The task
Copy out every line containing the word "Inquiry".

BEGIN Material provided

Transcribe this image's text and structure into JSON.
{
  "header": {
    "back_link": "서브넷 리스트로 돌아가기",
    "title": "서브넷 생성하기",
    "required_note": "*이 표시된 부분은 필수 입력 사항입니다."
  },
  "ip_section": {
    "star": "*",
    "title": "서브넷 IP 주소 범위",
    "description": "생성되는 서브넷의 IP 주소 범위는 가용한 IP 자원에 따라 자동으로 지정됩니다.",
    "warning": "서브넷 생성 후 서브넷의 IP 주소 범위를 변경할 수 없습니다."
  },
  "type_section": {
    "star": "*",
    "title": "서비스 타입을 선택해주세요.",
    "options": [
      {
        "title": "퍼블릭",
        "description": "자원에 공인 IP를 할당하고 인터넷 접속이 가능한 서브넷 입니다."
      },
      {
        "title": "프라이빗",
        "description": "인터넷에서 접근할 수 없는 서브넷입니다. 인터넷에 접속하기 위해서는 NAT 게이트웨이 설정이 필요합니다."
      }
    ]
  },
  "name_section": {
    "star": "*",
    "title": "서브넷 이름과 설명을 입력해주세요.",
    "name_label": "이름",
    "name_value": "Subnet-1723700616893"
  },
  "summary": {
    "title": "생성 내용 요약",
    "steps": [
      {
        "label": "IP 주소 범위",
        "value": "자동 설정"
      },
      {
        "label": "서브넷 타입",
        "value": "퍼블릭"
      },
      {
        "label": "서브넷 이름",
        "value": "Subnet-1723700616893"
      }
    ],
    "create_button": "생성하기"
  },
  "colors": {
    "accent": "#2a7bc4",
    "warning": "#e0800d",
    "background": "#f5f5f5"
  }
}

END Material provided
BEGIN Material provided

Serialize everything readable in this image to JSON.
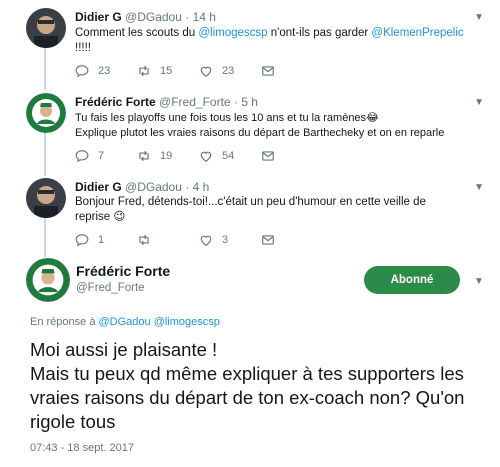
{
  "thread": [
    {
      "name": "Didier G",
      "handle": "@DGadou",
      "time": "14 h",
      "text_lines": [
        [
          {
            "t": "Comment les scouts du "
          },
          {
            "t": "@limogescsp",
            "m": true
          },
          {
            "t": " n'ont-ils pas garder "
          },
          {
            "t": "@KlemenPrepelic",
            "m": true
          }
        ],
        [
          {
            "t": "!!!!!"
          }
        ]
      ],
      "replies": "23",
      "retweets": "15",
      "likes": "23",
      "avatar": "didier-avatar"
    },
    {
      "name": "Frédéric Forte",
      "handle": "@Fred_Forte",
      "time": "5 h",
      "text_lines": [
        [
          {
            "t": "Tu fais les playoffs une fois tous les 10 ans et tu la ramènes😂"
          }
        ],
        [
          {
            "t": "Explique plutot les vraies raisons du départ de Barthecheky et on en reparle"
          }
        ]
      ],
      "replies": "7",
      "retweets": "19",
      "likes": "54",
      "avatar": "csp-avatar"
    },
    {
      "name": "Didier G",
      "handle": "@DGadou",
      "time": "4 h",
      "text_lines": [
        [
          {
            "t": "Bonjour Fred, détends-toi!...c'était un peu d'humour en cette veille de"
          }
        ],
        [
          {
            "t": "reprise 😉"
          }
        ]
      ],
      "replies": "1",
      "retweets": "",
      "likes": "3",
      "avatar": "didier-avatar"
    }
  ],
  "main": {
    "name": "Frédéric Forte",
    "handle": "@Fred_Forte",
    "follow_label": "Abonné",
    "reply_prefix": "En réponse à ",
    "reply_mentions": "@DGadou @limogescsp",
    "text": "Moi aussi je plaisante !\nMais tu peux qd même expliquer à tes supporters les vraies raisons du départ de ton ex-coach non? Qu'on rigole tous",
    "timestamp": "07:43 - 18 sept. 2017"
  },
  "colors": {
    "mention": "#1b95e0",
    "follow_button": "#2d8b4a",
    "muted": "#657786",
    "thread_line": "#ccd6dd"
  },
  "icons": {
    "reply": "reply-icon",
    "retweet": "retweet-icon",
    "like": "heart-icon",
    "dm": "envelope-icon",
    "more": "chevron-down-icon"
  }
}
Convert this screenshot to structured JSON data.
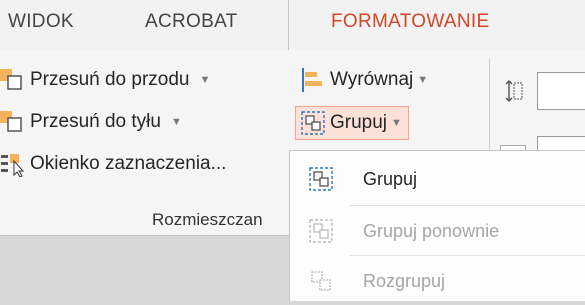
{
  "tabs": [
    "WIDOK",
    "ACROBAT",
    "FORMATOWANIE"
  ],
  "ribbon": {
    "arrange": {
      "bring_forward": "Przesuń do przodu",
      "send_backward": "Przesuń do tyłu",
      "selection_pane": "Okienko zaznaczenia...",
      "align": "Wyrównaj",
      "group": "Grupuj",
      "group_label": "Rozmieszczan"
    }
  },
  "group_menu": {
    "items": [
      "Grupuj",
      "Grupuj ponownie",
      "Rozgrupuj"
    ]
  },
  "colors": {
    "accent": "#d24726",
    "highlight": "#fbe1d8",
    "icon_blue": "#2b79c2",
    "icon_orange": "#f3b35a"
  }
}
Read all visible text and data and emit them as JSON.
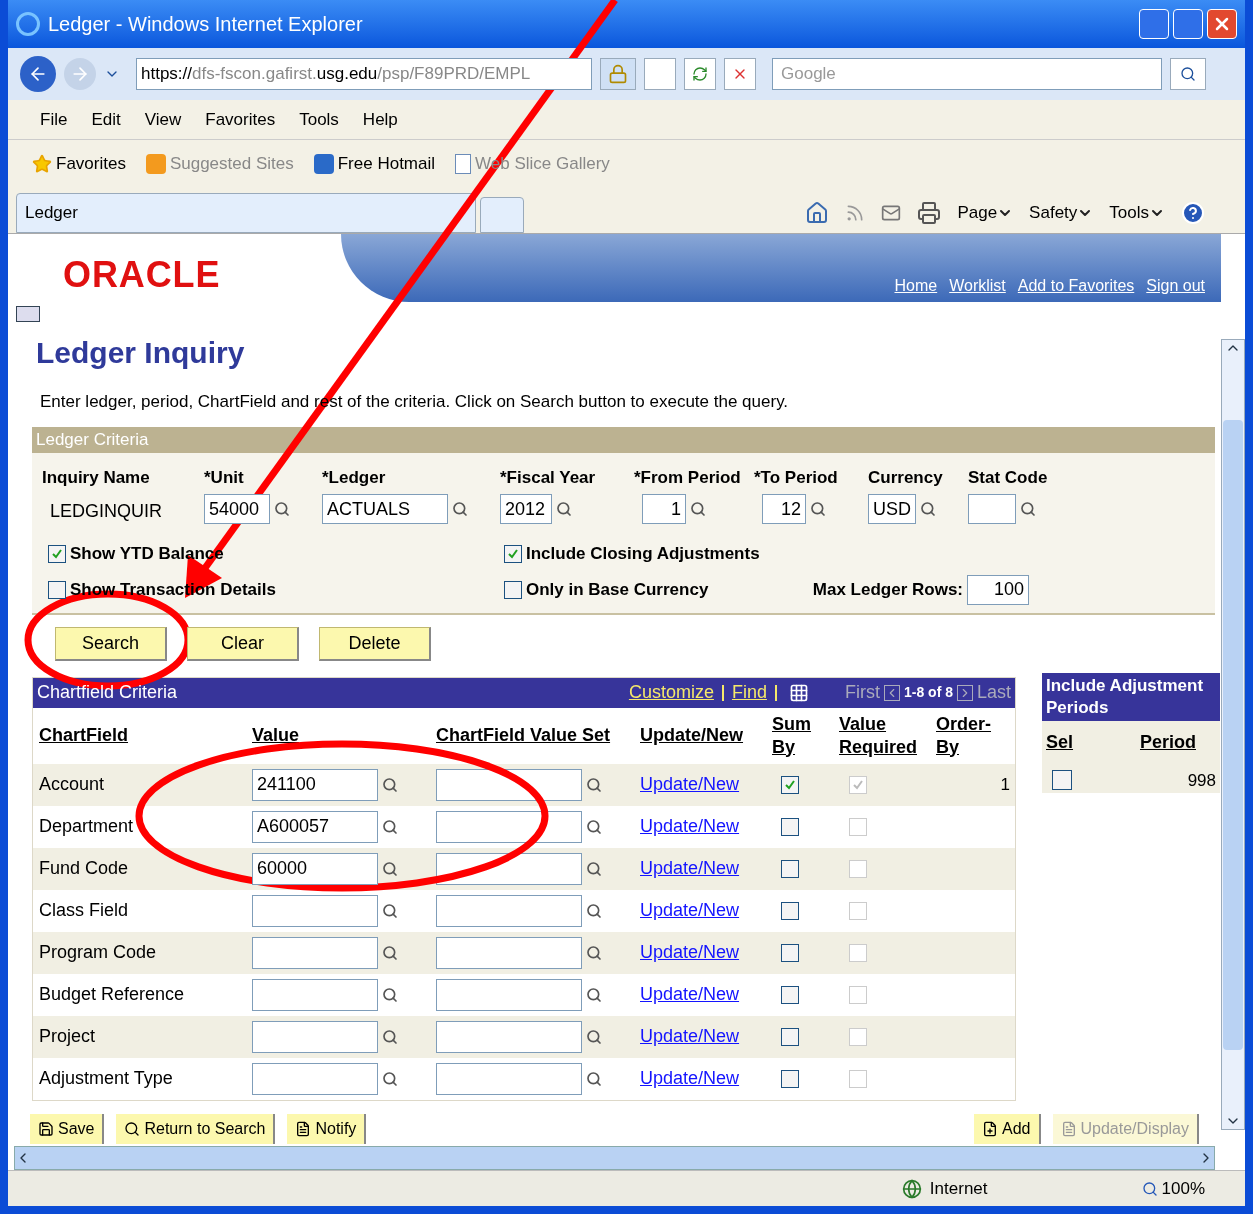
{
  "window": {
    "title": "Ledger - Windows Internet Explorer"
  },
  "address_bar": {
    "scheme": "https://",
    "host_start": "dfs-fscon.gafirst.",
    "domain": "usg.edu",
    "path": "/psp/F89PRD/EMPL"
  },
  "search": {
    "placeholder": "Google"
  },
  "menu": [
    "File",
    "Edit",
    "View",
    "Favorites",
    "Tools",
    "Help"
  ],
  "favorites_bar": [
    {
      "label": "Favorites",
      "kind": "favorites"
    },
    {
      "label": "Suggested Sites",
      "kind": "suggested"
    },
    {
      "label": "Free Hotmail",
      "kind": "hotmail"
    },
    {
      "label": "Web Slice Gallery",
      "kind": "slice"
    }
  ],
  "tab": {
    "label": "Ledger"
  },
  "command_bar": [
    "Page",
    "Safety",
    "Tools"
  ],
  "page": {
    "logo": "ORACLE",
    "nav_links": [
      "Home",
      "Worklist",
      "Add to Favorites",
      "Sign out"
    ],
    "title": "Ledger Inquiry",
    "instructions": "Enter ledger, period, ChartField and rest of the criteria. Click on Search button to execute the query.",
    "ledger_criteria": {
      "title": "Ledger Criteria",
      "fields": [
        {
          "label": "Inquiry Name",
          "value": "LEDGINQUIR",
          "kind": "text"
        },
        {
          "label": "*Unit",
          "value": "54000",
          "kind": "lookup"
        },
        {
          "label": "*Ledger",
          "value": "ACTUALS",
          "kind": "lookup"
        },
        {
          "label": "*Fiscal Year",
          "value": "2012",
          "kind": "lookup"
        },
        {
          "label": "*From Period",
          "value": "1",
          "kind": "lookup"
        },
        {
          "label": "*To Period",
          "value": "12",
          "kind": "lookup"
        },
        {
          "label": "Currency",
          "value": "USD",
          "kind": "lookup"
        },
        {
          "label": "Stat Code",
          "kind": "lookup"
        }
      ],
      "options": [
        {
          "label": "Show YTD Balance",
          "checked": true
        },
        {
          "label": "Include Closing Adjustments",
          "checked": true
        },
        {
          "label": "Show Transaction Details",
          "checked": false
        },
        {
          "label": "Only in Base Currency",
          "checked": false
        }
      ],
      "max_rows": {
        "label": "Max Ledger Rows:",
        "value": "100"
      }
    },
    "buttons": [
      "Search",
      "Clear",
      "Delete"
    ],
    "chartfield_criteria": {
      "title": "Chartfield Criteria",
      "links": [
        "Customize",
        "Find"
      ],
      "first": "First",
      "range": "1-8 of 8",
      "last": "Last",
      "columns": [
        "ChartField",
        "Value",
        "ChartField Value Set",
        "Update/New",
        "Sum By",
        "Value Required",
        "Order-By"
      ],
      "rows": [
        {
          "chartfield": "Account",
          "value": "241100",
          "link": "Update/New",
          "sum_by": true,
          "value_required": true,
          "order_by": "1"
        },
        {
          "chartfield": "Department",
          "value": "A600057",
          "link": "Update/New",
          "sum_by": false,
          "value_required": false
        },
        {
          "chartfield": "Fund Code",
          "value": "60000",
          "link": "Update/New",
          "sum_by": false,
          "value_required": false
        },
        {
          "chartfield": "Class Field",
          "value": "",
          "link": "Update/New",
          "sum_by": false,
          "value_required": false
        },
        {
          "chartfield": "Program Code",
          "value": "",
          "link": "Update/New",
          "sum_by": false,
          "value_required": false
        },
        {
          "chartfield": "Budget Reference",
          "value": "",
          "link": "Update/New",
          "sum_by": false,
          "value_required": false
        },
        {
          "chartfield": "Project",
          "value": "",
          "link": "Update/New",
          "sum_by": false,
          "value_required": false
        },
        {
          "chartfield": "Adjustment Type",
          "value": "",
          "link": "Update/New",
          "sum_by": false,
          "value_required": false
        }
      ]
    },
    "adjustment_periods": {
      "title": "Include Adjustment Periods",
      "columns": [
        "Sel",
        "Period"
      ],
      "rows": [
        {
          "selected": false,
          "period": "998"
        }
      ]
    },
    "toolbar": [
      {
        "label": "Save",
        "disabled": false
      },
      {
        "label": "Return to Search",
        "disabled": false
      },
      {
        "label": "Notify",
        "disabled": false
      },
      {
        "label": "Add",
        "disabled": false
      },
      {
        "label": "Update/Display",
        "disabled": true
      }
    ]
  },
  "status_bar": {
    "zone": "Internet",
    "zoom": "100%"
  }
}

END Material provided

Written response
    "title": "Ledger Inquiry",
          "label": "Inquiry Name",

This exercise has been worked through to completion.